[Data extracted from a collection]
+===+

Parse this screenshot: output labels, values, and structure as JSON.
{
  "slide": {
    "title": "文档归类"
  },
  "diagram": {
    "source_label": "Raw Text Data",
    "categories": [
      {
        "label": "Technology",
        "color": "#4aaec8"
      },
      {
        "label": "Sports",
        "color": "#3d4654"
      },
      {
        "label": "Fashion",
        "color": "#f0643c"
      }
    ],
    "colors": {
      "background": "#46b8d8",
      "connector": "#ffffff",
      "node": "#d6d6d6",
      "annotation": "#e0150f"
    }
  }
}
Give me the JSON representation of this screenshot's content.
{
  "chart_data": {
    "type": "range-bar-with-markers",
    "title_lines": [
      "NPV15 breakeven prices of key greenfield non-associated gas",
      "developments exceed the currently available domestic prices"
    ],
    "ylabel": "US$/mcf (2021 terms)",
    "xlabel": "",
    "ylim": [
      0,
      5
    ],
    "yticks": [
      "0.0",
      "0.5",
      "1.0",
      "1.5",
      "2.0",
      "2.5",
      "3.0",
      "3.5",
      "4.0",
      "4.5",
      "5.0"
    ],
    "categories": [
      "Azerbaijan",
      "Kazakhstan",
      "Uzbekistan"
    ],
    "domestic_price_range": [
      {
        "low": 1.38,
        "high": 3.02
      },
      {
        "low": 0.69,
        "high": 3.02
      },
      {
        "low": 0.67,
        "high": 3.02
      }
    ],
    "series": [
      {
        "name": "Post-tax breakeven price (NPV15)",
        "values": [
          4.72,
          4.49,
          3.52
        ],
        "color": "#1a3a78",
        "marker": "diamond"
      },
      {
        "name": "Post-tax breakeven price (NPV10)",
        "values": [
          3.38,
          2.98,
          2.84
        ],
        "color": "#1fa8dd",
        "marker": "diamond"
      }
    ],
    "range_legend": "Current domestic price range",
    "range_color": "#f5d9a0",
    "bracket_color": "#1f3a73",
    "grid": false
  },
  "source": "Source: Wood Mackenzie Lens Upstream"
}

+===+

Extract every line from the records above that contains the word "this".

Parse this screenshot: output labels, values, and structure as JSON.
Give me the JSON representation of this screenshot's content.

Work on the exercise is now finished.